Records from a collection of figures:
───

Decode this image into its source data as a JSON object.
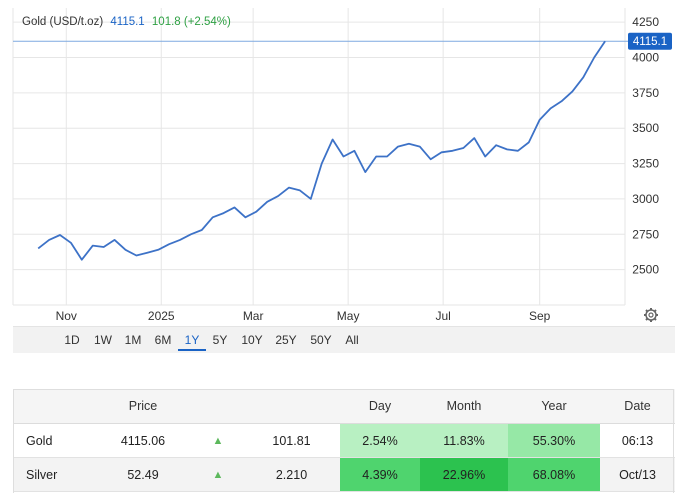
{
  "legend": {
    "name": "Gold (USD/t.oz)",
    "price": "4115.1",
    "change": "101.8 (+2.54%)"
  },
  "price_tag": "4115.1",
  "colors": {
    "line": "#3d72c7",
    "tag": "#1a63c5",
    "up": "#2ea043",
    "refline": "#7ea9e0",
    "green_light": "#b8f0c2",
    "green_mid": "#86e59a",
    "green_strong": "#4fd46e",
    "green_deep": "#2cc24f"
  },
  "range_buttons": [
    "1D",
    "1W",
    "1M",
    "6M",
    "1Y",
    "5Y",
    "10Y",
    "25Y",
    "50Y",
    "All"
  ],
  "active_range": "1Y",
  "settings_icon": "gear-icon",
  "chart_data": {
    "type": "line",
    "title": "",
    "xlabel": "",
    "ylabel": "",
    "x_ticks": [
      "Nov",
      "2025",
      "Mar",
      "May",
      "Jul",
      "Sep"
    ],
    "y_ticks": [
      "2500",
      "2750",
      "3000",
      "3250",
      "3500",
      "3750",
      "4000",
      "4250"
    ],
    "ylim": [
      2250,
      4350
    ],
    "grid": true,
    "series": [
      {
        "x": [
          "2024-10-14",
          "2024-10-21",
          "2024-10-28",
          "2024-11-04",
          "2024-11-11",
          "2024-11-18",
          "2024-11-25",
          "2024-12-02",
          "2024-12-09",
          "2024-12-16",
          "2024-12-23",
          "2024-12-30",
          "2025-01-06",
          "2025-01-13",
          "2025-01-20",
          "2025-01-27",
          "2025-02-03",
          "2025-02-10",
          "2025-02-17",
          "2025-02-24",
          "2025-03-03",
          "2025-03-10",
          "2025-03-17",
          "2025-03-24",
          "2025-03-31",
          "2025-04-07",
          "2025-04-14",
          "2025-04-21",
          "2025-04-28",
          "2025-05-05",
          "2025-05-12",
          "2025-05-19",
          "2025-05-26",
          "2025-06-02",
          "2025-06-09",
          "2025-06-16",
          "2025-06-23",
          "2025-06-30",
          "2025-07-07",
          "2025-07-14",
          "2025-07-21",
          "2025-07-28",
          "2025-08-04",
          "2025-08-11",
          "2025-08-18",
          "2025-08-25",
          "2025-09-01",
          "2025-09-08",
          "2025-09-15",
          "2025-09-22",
          "2025-09-29",
          "2025-10-06",
          "2025-10-13"
        ],
        "y": [
          2650,
          2710,
          2745,
          2690,
          2570,
          2670,
          2660,
          2710,
          2640,
          2600,
          2620,
          2640,
          2680,
          2710,
          2750,
          2780,
          2870,
          2900,
          2940,
          2870,
          2910,
          2980,
          3020,
          3080,
          3060,
          3000,
          3250,
          3420,
          3300,
          3340,
          3190,
          3300,
          3300,
          3370,
          3390,
          3370,
          3280,
          3330,
          3340,
          3360,
          3430,
          3300,
          3380,
          3350,
          3340,
          3400,
          3560,
          3640,
          3690,
          3760,
          3860,
          4000,
          4115
        ]
      }
    ]
  },
  "table": {
    "headers": [
      "",
      "Price",
      "",
      "",
      "Day",
      "Month",
      "Year",
      "Date"
    ],
    "rows": [
      {
        "name": "Gold",
        "price": "4115.06",
        "arrow": "▲",
        "change": "101.81",
        "day": "2.54%",
        "month": "11.83%",
        "year": "55.30%",
        "date": "06:13"
      },
      {
        "name": "Silver",
        "price": "52.49",
        "arrow": "▲",
        "change": "2.210",
        "day": "4.39%",
        "month": "22.96%",
        "year": "68.08%",
        "date": "Oct/13"
      }
    ]
  }
}
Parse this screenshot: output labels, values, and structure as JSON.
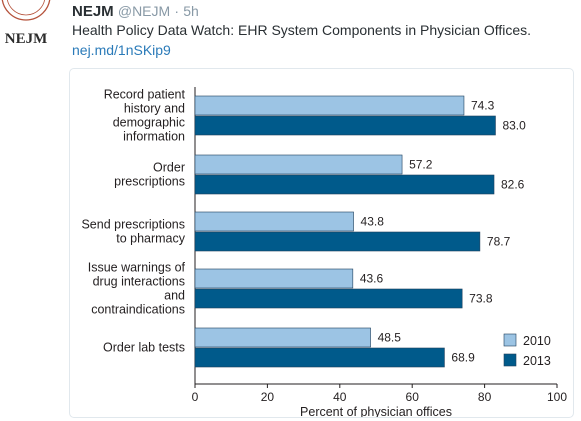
{
  "tweet": {
    "avatar_text": "NEJM",
    "name": "NEJM",
    "handle": "@NEJM",
    "separator": "·",
    "time": "5h",
    "text": "Health Policy Data Watch: EHR System Components in Physician Offices.",
    "link": "nej.md/1nSKip9"
  },
  "colors": {
    "series_2010": "#9cc4e4",
    "series_2013": "#005a8b",
    "bar_stroke": "#1f3f5c"
  },
  "chart_data": {
    "type": "bar",
    "orientation": "horizontal",
    "categories": [
      [
        "Record patient",
        "history and",
        "demographic",
        "information"
      ],
      [
        "Order",
        "prescriptions"
      ],
      [
        "Send prescriptions",
        "to pharmacy"
      ],
      [
        "Issue warnings of",
        "drug interactions",
        "and",
        "contraindications"
      ],
      [
        "Order lab tests"
      ]
    ],
    "series": [
      {
        "name": "2010",
        "values": [
          74.3,
          57.2,
          43.8,
          43.6,
          48.5
        ],
        "labels": [
          "74.3",
          "57.2",
          "43.8",
          "43.6",
          "48.5"
        ]
      },
      {
        "name": "2013",
        "values": [
          83.0,
          82.6,
          78.7,
          73.8,
          68.9
        ],
        "labels": [
          "83.0",
          "82.6",
          "78.7",
          "73.8",
          "68.9"
        ]
      }
    ],
    "xlabel": "Percent of physician offices",
    "xlim": [
      0,
      100
    ],
    "xticks": [
      0,
      20,
      40,
      60,
      80,
      100
    ],
    "grid": false,
    "legend_position": "bottom-right"
  }
}
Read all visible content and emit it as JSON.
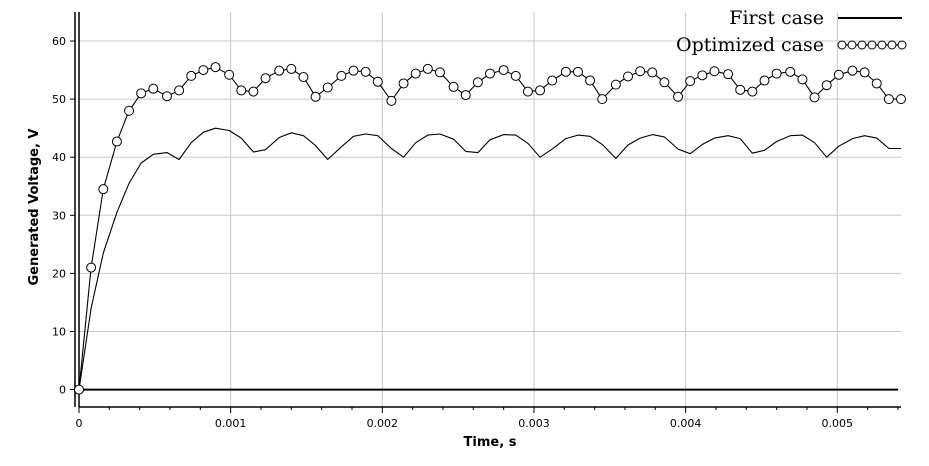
{
  "chart_data": {
    "type": "line",
    "xlabel": "Time, s",
    "ylabel": "Generated Voltage, V",
    "xlim": [
      0,
      0.00542
    ],
    "ylim": [
      -3,
      65
    ],
    "xticks": [
      0,
      0.001,
      0.002,
      0.003,
      0.004,
      0.005
    ],
    "xtick_labels": [
      "0",
      "0.001",
      "0.002",
      "0.003",
      "0.004",
      "0.005"
    ],
    "yticks": [
      0,
      10,
      20,
      30,
      40,
      50,
      60
    ],
    "ytick_labels": [
      "0",
      "10",
      "20",
      "30",
      "40",
      "50",
      "60"
    ],
    "grid": true,
    "legend_position": "top-right",
    "series": [
      {
        "name": "First case",
        "color": "#000000",
        "marker": "none",
        "x": [
          0,
          0.0054
        ],
        "y": [
          0,
          0
        ]
      },
      {
        "name": "Optimized case",
        "color": "#000000",
        "marker": "circle",
        "x": [
          0,
          8e-05,
          0.00016,
          0.00025,
          0.00033,
          0.00041,
          0.00049,
          0.00058,
          0.00066,
          0.00074,
          0.00082,
          0.0009,
          0.00099,
          0.00107,
          0.00115,
          0.00123,
          0.00132,
          0.0014,
          0.00148,
          0.00156,
          0.00164,
          0.00173,
          0.00181,
          0.00189,
          0.00197,
          0.00206,
          0.00214,
          0.00222,
          0.0023,
          0.00238,
          0.00247,
          0.00255,
          0.00263,
          0.00271,
          0.0028,
          0.00288,
          0.00296,
          0.00304,
          0.00312,
          0.00321,
          0.00329,
          0.00337,
          0.00345,
          0.00354,
          0.00362,
          0.0037,
          0.00378,
          0.00386,
          0.00395,
          0.00403,
          0.00411,
          0.00419,
          0.00428,
          0.00436,
          0.00444,
          0.00452,
          0.0046,
          0.00469,
          0.00477,
          0.00485,
          0.00493,
          0.00501,
          0.0051,
          0.00518,
          0.00526,
          0.00534,
          0.00542
        ],
        "y": [
          0,
          21,
          34.5,
          42.7,
          48,
          51,
          51.8,
          50.5,
          51.5,
          54,
          55,
          55.5,
          54.2,
          51.5,
          51.3,
          53.6,
          54.9,
          55.2,
          53.8,
          50.4,
          52,
          54,
          54.9,
          54.7,
          53,
          49.7,
          52.7,
          54.4,
          55.2,
          54.6,
          52.1,
          50.7,
          52.9,
          54.4,
          55,
          54,
          51.3,
          51.5,
          53.2,
          54.7,
          54.7,
          53.2,
          50,
          52.5,
          53.9,
          54.8,
          54.6,
          52.9,
          50.4,
          53.1,
          54.1,
          54.8,
          54.3,
          51.6,
          51.3,
          53.2,
          54.4,
          54.7,
          53.4,
          50.3,
          52.4,
          54.2,
          54.9,
          54.6,
          52.7,
          50,
          50
        ]
      },
      {
        "name": "",
        "color": "#000000",
        "marker": "none",
        "x": [
          0,
          8e-05,
          0.00016,
          0.00025,
          0.00033,
          0.00041,
          0.00049,
          0.00058,
          0.00066,
          0.00074,
          0.00082,
          0.0009,
          0.00099,
          0.00107,
          0.00115,
          0.00123,
          0.00132,
          0.0014,
          0.00148,
          0.00156,
          0.00164,
          0.00173,
          0.00181,
          0.00189,
          0.00197,
          0.00206,
          0.00214,
          0.00222,
          0.0023,
          0.00238,
          0.00247,
          0.00255,
          0.00263,
          0.00271,
          0.0028,
          0.00288,
          0.00296,
          0.00304,
          0.00312,
          0.00321,
          0.00329,
          0.00337,
          0.00345,
          0.00354,
          0.00362,
          0.0037,
          0.00378,
          0.00386,
          0.00395,
          0.00403,
          0.00411,
          0.00419,
          0.00428,
          0.00436,
          0.00444,
          0.00452,
          0.0046,
          0.00469,
          0.00477,
          0.00485,
          0.00493,
          0.00501,
          0.0051,
          0.00518,
          0.00526,
          0.00534,
          0.00542
        ],
        "y": [
          0,
          14,
          23.5,
          30.5,
          35.5,
          39,
          40.5,
          40.8,
          39.6,
          42.5,
          44.3,
          45,
          44.6,
          43.3,
          40.9,
          41.3,
          43.4,
          44.2,
          43.7,
          42,
          39.6,
          41.8,
          43.6,
          44,
          43.7,
          41.5,
          40,
          42.5,
          43.8,
          44,
          43.1,
          41,
          40.8,
          43,
          43.9,
          43.8,
          42.4,
          40,
          41.4,
          43.2,
          43.8,
          43.6,
          42.2,
          39.8,
          42.1,
          43.3,
          43.9,
          43.5,
          41.4,
          40.6,
          42.2,
          43.3,
          43.7,
          43.2,
          40.7,
          41.2,
          42.7,
          43.7,
          43.8,
          42.5,
          40,
          41.9,
          43.2,
          43.7,
          43.3,
          41.5,
          41.5
        ]
      }
    ]
  }
}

───

**Exercise aim**. Copy each line of the listing that includes "name".

**Solved exercise**.
    "name": "Gold (USD/t.oz)",
        "name": "Gold",
        "name": "Silver",
    "name": "NEJM",
        "name": "2010",
        "name": "2013",
        "name": "First case",
        "name": "Optimized case",
        "name": "",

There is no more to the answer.